**Document segment**

= = =

The Pioneer Press’ Mara H Gottfried reports: “On Monday, St. Paul police released preliminary statistics that show crime rose 10 percent compared with the year before — mostly driven by an increase in thefts. … Most of the crime increase last year was attributed to a 16 percent increase in theft and an 11 percent increase in auto theft, which the police department is working to address, [St. Paul Police Chief Todd] Axtell said. The majority of the thefts were of small items and are not the same as robberies, which involve force or threat of force. And a large number of the auto thefts happened when people left their vehicles running and unattended, according to police.”

Over and done. KSTP-TV writes: “Gov. Mark Dayton signed the legislative budget bill into law Monday, officially ending the months-long legal battle between branches of government. On Feb. 22, Minnesota's Legislature moved quickly to restore its $130 million operating budget, putting the issue to rest by vote. The House and the Senate agreed just two days into the legislative session, and Dayton followed up by signing it Monday. … The bill provides budget funding for the Minnesota Senate and House, and reimburses funding to the Legislative Coordinating Commission.”

Wait, this makes entirely too much sense. MPR’s Tim Pugmire writes: “Legislation introduced Monday at the Capitol would give Minnesota voters a say in deciding how lieutenant governor vacancies are filled. State Sen. John Marty, DFL-Roseville, is proposing a constitutional amendment allowing the governor to fill the vacancy by appointment, rather than having the presiding officer of the Senate automatically ascend to the post. Republican Michelle Fischbach became lieutenant governor in January when DFL Gov. Mark Dayton appointed Tina Smith to the U.S. Senate. Fischbach has refused to resign her state Senate seat and has already faced one lawsuit. Another legal challenge is expected. Marty said he wants to avoid a repeat of the current dustup.”

= = =

**Data section**
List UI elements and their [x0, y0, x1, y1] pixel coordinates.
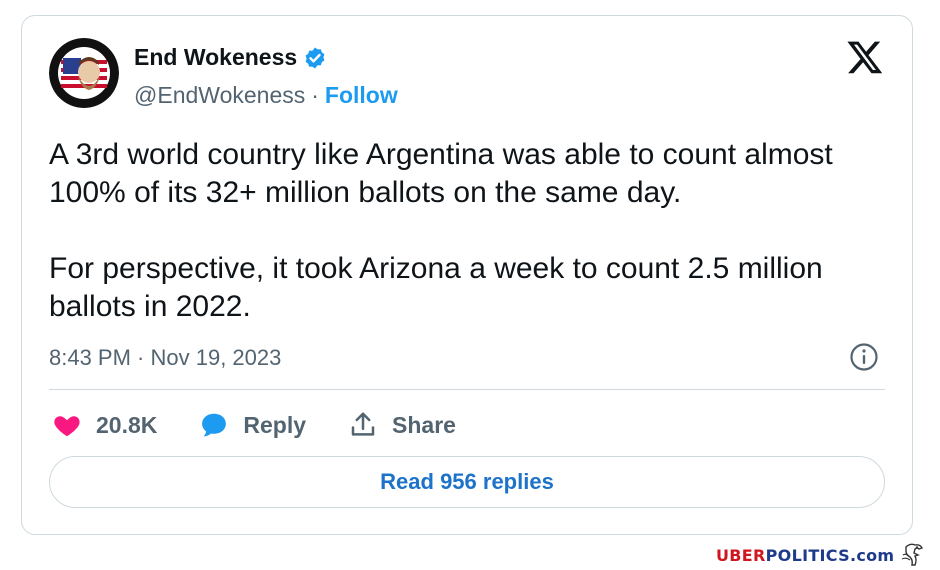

= = =

**Set problem A**
In the Minnesota news roundup, by what percentage did auto theft in St. Paul rise last year?
**Set problem B**
Condense the paragraph of the Minnesota news roundup that begins "Over and done." into a shorter version that keeps its main facts.
**Set problem C**
Pick up the Minnesota news roundup after its final sentence and continue writing it.

**Exercise output A**
11 percent

**Exercise output B**
Gov. Mark Dayton signed the legislative budget bill into law on Monday, ending the months-long legal battle between branches of government. On Feb. 22, two days into the session, the House and Senate voted to restore the Legislature's $130 million operating budget. The bill funds the Minnesota Senate and House and reimburses the Legislative Coordinating Commission.

**Exercise output C**
Getting pushy with Delta in Georgia. In the New York Times, Matthew Haag and Tiffany Hsu report, “The lieutenant governor in Georgia threatened on Monday to kill a proposed lucrative tax cut for Delta Air Lines after the company eliminated a discount fare program for the National Rifle Association over the weekend. The move by Lt. Gov. Casey Cagle, who presides over the State Senate, immediately put the legislation in jeopardy and put him at loggerheads with other top state officials, including the governor, who had championed the tax deal.” 

Treated like rock stars. John Lundy of the Forum News Service writes: “Olympic-sized triumph echoed from South Korea to the Duluth International Airport on Monday as four members of the gold-medal-winning U.S. men’s curling team were welcomed with cheers, chants and hugs. … What was announced as a welcoming party from the Duluth Curling Club blossomed into a community celebration, complete with balloons, U.S. flags and handmade posters.”

Meanwhile, in First Amendment news, Karen Zamora of the Strib says, “In the face of a strong police presence, dozens of protesters shouted and held signs outside the University of Minnesota building where conservative commentator Ben Shapiro was speaking Monday night. Police blocked off roads near the St. Paul Student Center and U Police Chief Matt Clark was one of about a dozen police officers at the scene. … Shapiro, a 34-year-old conservative icon and former editor of the Breitbart News, has drawn protests around the country.”

How do people in Northern Minnesota feel about arming teachers? In the Duluth News Tribune, Jana Hollingsworth says, “You won't find much support for arming teachers among Northland educators and school leaders. ‘As a parent of three kids, I would be terrified to send my kids to school where teachers are armed,’ said Jim Carlson, an art teacher with Duluth's Congdon Park Elementary School. ‘The whole idea ... is the most ludicrous thing I have ever heard’. … Laura MacArthur Elementary third-grade teacher Emily Glomski said one job of a teacher is to create a safe school culture by promoting kindness and inclusivity. Arming teachers sends the wrong message, she said. ‘We need more school counselors, psychologists and mental health practitioners,’ she said, for those who need more support." Has Sean Hannity confirmed these people aren’t crisis actors?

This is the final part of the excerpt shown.